Stored data
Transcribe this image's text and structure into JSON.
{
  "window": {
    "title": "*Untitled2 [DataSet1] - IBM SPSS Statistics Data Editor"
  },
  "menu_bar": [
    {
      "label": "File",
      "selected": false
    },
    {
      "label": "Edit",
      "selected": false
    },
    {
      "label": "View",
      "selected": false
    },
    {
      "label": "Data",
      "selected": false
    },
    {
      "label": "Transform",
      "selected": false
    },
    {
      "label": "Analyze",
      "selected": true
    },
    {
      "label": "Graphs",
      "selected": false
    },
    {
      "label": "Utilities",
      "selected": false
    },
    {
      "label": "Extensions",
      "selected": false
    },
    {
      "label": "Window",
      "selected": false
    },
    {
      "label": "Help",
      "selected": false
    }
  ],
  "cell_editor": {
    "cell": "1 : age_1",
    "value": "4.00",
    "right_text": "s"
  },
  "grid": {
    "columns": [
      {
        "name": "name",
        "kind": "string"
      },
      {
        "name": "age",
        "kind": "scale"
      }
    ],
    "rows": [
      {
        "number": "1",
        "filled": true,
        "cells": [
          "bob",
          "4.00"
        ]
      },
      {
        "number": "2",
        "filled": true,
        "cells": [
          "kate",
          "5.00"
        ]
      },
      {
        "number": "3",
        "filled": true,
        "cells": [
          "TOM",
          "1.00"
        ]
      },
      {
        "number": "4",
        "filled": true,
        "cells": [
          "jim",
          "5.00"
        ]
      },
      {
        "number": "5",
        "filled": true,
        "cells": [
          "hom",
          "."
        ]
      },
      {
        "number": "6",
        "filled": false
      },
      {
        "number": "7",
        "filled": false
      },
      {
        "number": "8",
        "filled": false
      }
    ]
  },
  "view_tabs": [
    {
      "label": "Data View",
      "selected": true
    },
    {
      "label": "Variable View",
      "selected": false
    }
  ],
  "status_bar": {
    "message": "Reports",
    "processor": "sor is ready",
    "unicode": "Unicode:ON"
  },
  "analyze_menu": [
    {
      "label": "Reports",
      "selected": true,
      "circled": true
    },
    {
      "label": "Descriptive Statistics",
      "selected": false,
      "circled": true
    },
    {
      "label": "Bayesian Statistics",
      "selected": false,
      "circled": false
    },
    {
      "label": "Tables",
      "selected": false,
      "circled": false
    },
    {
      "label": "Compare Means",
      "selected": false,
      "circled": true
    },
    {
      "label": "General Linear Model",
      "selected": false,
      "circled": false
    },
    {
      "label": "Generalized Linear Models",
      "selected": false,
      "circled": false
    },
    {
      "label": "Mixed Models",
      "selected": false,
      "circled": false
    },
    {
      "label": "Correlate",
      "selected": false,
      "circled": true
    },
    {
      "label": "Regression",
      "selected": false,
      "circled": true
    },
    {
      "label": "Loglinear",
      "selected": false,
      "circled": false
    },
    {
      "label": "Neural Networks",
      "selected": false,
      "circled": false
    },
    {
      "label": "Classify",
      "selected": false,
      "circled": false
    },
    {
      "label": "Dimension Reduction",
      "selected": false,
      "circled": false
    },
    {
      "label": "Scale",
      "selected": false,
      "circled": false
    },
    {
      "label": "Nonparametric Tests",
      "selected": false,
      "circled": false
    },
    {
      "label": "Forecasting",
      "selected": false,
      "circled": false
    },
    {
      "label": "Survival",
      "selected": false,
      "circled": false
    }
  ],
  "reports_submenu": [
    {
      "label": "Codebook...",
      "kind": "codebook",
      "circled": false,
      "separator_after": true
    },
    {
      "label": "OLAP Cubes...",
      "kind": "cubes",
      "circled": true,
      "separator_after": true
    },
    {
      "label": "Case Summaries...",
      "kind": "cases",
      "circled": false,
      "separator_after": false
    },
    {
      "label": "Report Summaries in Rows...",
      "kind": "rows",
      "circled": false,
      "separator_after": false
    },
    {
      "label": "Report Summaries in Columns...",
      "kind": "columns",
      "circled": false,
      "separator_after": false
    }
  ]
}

Problem
Reproduce the entire listing word for word.

Response to the task
Transcribe this image's text and structure into JSON.
{
  "window": {
    "title": "*Untitled2 [DataSet1] - IBM SPSS Statistics Data Editor"
  },
  "menu_bar": [
    {
      "label": "File",
      "selected": false
    },
    {
      "label": "Edit",
      "selected": false
    },
    {
      "label": "View",
      "selected": false
    },
    {
      "label": "Data",
      "selected": false
    },
    {
      "label": "Transform",
      "selected": false
    },
    {
      "label": "Analyze",
      "selected": true
    },
    {
      "label": "Graphs",
      "selected": false
    },
    {
      "label": "Utilities",
      "selected": false
    },
    {
      "label": "Extensions",
      "selected": false
    },
    {
      "label": "Window",
      "selected": false
    },
    {
      "label": "Help",
      "selected": false
    }
  ],
  "cell_editor": {
    "cell": "1 : age_1",
    "value": "4.00",
    "right_text": "s"
  },
  "grid": {
    "columns": [
      {
        "name": "name",
        "kind": "string"
      },
      {
        "name": "age",
        "kind": "scale"
      }
    ],
    "rows": [
      {
        "number": "1",
        "filled": true,
        "cells": [
          "bob",
          "4.00"
        ]
      },
      {
        "number": "2",
        "filled": true,
        "cells": [
          "kate",
          "5.00"
        ]
      },
      {
        "number": "3",
        "filled": true,
        "cells": [
          "TOM",
          "1.00"
        ]
      },
      {
        "number": "4",
        "filled": true,
        "cells": [
          "jim",
          "5.00"
        ]
      },
      {
        "number": "5",
        "filled": true,
        "cells": [
          "hom",
          "."
        ]
      },
      {
        "number": "6",
        "filled": false
      },
      {
        "number": "7",
        "filled": false
      },
      {
        "number": "8",
        "filled": false
      }
    ]
  },
  "view_tabs": [
    {
      "label": "Data View",
      "selected": true
    },
    {
      "label": "Variable View",
      "selected": false
    }
  ],
  "status_bar": {
    "message": "Reports",
    "processor": "sor is ready",
    "unicode": "Unicode:ON"
  },
  "analyze_menu": [
    {
      "label": "Reports",
      "selected": true,
      "circled": true
    },
    {
      "label": "Descriptive Statistics",
      "selected": false,
      "circled": true
    },
    {
      "label": "Bayesian Statistics",
      "selected": false,
      "circled": false
    },
    {
      "label": "Tables",
      "selected": false,
      "circled": false
    },
    {
      "label": "Compare Means",
      "selected": false,
      "circled": true
    },
    {
      "label": "General Linear Model",
      "selected": false,
      "circled": false
    },
    {
      "label": "Generalized Linear Models",
      "selected": false,
      "circled": false
    },
    {
      "label": "Mixed Models",
      "selected": false,
      "circled": false
    },
    {
      "label": "Correlate",
      "selected": false,
      "circled": true
    },
    {
      "label": "Regression",
      "selected": false,
      "circled": true
    },
    {
      "label": "Loglinear",
      "selected": false,
      "circled": false
    },
    {
      "label": "Neural Networks",
      "selected": false,
      "circled": false
    },
    {
      "label": "Classify",
      "selected": false,
      "circled": false
    },
    {
      "label": "Dimension Reduction",
      "selected": false,
      "circled": false
    },
    {
      "label": "Scale",
      "selected": false,
      "circled": false
    },
    {
      "label": "Nonparametric Tests",
      "selected": false,
      "circled": false
    },
    {
      "label": "Forecasting",
      "selected": false,
      "circled": false
    },
    {
      "label": "Survival",
      "selected": false,
      "circled": false
    }
  ],
  "reports_submenu": [
    {
      "label": "Codebook...",
      "kind": "codebook",
      "circled": false,
      "separator_after": true
    },
    {
      "label": "OLAP Cubes...",
      "kind": "cubes",
      "circled": true,
      "separator_after": true
    },
    {
      "label": "Case Summaries...",
      "kind": "cases",
      "circled": false,
      "separator_after": false
    },
    {
      "label": "Report Summaries in Rows...",
      "kind": "rows",
      "circled": false,
      "separator_after": false
    },
    {
      "label": "Report Summaries in Columns...",
      "kind": "columns",
      "circled": false,
      "separator_after": false
    }
  ]
}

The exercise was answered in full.